Job
Show every line in the records below that contains the word "pentru".

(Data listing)
┌────────

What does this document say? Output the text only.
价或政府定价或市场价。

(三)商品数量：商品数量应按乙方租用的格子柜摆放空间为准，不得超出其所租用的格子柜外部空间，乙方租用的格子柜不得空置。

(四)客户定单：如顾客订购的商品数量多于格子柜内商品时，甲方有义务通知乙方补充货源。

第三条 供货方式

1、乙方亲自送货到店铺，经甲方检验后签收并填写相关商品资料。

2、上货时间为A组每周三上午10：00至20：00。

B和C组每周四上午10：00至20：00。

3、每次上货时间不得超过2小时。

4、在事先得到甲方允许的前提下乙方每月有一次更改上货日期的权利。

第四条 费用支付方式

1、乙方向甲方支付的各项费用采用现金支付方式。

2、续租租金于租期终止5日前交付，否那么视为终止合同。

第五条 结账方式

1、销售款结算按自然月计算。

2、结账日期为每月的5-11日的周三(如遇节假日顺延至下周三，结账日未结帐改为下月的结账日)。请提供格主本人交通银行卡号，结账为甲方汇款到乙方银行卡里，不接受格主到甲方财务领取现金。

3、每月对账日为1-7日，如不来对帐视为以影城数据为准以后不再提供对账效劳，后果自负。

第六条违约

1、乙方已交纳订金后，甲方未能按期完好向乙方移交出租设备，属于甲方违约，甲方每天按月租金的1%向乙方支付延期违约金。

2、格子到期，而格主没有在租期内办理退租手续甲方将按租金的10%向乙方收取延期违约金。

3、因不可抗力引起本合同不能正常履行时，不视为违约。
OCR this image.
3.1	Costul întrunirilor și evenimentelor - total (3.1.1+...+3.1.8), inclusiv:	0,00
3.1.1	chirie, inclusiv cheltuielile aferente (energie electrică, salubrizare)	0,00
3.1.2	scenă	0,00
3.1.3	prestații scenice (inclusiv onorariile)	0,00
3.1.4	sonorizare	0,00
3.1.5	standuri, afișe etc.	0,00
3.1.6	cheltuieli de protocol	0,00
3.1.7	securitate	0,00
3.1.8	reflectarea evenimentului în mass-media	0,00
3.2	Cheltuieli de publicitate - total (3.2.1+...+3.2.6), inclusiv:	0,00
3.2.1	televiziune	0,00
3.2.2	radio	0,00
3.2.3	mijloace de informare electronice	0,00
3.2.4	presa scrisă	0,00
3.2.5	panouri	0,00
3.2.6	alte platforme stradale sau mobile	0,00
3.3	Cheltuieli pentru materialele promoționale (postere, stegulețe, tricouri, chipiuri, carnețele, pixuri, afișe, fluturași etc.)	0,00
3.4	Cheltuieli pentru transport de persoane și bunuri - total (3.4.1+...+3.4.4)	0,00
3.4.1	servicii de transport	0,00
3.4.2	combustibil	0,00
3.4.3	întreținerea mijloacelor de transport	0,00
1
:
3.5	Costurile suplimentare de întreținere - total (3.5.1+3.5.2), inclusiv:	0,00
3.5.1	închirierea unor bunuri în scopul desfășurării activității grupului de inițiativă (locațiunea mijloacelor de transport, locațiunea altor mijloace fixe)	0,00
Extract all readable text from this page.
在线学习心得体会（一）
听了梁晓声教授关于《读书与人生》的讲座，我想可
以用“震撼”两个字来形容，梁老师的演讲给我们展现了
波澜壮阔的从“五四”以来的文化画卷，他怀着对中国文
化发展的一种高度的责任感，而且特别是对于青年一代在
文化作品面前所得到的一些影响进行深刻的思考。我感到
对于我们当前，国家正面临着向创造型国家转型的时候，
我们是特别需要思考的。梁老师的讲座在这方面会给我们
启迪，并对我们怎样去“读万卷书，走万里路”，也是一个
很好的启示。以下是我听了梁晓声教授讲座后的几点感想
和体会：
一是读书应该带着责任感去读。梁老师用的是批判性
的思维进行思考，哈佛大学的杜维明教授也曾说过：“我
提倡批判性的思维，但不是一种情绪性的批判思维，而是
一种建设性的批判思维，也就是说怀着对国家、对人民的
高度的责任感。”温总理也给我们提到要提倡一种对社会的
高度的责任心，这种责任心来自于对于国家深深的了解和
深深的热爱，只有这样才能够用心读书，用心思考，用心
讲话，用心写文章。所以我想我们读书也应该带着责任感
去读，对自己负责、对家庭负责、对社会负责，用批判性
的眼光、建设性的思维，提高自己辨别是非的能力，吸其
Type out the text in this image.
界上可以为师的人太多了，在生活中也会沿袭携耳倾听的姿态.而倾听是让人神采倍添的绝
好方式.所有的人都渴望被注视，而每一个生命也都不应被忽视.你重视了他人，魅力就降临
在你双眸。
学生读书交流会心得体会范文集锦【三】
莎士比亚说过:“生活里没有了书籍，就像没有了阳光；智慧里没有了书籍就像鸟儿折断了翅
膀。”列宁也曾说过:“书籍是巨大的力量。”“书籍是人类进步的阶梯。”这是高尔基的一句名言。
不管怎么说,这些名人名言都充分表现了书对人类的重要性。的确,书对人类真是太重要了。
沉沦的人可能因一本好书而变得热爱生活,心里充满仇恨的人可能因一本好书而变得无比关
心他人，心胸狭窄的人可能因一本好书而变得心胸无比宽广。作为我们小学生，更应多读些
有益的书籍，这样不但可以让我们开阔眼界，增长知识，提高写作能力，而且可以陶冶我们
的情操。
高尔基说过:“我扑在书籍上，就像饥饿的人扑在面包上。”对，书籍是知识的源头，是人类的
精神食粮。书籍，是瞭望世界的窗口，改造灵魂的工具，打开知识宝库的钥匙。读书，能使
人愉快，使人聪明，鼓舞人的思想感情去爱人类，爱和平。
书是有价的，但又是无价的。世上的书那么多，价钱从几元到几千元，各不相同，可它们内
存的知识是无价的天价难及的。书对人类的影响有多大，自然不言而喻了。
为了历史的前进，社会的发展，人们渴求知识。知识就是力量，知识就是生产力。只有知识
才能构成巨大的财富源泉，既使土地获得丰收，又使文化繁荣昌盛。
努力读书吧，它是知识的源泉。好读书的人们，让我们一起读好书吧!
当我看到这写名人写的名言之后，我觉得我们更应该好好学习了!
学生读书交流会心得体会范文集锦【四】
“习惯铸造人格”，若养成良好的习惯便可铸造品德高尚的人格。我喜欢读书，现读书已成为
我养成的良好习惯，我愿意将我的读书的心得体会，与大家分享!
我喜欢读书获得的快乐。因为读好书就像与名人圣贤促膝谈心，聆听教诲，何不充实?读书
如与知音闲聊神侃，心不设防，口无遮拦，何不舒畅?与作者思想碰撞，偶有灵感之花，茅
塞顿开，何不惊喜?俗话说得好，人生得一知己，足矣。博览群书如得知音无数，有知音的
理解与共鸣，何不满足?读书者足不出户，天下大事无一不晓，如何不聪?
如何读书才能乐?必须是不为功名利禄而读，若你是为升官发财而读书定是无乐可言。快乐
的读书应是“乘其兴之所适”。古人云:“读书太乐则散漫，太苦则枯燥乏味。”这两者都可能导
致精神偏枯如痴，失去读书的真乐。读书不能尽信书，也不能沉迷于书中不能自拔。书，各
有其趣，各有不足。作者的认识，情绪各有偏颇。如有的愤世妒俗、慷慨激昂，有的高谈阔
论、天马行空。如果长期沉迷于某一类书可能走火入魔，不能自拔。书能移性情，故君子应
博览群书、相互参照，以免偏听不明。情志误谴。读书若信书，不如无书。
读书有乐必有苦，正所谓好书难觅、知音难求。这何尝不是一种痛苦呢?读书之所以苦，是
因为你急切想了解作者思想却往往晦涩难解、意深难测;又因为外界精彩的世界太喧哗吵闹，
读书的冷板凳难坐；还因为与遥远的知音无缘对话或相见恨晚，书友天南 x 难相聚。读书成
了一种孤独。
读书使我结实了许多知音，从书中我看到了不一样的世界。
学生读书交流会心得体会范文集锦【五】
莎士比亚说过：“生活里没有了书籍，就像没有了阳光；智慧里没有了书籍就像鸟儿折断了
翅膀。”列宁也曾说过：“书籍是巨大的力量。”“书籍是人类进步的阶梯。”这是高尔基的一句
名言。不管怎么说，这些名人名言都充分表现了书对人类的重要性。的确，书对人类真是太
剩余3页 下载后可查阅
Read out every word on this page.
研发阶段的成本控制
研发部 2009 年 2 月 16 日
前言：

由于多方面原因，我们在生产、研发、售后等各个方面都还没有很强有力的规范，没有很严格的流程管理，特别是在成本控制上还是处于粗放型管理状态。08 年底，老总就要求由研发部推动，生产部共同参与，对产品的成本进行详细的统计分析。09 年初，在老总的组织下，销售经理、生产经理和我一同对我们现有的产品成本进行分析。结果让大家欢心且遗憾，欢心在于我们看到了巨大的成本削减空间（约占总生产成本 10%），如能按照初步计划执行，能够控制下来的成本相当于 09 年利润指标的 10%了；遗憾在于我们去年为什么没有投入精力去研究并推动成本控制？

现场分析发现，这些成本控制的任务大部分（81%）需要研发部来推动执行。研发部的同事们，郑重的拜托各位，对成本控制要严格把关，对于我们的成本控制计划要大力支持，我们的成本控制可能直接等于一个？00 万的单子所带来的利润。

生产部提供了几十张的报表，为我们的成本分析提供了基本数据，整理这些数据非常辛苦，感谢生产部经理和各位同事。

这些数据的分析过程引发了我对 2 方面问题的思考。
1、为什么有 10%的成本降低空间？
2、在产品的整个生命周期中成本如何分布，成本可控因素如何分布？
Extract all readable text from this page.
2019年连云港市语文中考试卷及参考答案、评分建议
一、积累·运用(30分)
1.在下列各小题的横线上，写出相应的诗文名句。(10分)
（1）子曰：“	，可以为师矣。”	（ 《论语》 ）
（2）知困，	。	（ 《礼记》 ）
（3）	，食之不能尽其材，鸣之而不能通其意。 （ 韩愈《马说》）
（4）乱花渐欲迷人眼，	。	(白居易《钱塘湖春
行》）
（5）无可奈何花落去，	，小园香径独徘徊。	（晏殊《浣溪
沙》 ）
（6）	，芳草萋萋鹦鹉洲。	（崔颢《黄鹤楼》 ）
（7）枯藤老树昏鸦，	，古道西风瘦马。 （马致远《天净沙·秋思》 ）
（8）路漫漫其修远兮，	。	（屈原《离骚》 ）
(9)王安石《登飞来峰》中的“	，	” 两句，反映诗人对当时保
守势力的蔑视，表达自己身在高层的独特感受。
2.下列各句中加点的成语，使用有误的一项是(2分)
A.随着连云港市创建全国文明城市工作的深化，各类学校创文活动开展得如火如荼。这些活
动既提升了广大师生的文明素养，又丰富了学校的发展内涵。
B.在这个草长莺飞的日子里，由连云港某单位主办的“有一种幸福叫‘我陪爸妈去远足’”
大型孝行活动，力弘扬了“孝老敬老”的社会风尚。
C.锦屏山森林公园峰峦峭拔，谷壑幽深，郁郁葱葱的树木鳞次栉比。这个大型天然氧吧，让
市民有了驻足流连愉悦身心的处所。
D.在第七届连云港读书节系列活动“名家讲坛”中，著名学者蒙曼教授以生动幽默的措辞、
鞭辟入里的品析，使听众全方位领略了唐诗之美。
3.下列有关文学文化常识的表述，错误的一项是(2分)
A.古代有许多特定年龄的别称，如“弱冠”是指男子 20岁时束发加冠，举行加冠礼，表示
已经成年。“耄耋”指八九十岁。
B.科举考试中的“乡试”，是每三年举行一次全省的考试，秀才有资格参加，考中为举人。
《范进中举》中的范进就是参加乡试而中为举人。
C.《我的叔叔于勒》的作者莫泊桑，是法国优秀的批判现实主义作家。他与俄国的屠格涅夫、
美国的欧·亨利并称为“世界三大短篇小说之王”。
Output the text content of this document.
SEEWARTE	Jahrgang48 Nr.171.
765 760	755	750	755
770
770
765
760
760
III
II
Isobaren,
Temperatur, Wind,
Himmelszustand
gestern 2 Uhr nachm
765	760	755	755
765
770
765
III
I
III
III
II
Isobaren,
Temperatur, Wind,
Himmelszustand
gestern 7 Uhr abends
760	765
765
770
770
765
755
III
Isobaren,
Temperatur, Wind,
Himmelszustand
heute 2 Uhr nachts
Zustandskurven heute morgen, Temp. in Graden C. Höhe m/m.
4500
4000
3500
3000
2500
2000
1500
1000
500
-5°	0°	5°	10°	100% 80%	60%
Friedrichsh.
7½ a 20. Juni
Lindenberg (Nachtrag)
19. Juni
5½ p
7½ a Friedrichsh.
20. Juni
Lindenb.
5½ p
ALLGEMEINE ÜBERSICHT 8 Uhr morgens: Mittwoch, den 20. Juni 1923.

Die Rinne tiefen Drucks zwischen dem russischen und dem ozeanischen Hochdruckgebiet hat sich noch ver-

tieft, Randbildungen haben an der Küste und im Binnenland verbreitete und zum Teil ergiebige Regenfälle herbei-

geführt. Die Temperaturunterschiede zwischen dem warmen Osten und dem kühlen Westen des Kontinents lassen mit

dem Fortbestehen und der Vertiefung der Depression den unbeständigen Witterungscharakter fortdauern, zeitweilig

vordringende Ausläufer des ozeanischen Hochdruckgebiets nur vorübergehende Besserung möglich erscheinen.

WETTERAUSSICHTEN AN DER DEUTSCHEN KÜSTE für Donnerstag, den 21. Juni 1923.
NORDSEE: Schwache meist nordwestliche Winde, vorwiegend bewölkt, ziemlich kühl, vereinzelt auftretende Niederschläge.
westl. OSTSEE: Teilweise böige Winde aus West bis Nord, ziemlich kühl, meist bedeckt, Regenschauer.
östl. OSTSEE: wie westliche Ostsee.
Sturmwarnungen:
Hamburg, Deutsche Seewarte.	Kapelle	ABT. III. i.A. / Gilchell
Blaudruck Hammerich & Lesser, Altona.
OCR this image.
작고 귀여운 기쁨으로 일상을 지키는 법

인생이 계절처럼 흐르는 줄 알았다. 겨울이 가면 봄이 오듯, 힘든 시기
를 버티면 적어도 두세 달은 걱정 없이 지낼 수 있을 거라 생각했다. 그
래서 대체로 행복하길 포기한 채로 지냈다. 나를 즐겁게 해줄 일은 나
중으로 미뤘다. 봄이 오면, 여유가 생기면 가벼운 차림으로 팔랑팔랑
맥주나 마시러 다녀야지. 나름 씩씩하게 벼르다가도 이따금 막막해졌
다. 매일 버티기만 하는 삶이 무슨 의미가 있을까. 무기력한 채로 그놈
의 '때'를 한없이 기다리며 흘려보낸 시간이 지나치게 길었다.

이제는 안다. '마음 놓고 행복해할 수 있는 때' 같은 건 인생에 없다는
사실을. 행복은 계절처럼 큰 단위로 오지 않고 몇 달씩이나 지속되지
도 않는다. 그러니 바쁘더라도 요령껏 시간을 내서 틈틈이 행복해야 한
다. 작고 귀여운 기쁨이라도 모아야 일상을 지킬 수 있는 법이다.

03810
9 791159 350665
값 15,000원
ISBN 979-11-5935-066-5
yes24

└────────

Correct output
3.3	Cheltuieli pentru materialele promoționale (postere, stegulețe, tricouri, chipiuri, carnețele, pixuri, afișe, fluturași etc.)	0,00
3.4	Cheltuieli pentru transport de persoane și bunuri - total (3.4.1+...+3.4.4)	0,00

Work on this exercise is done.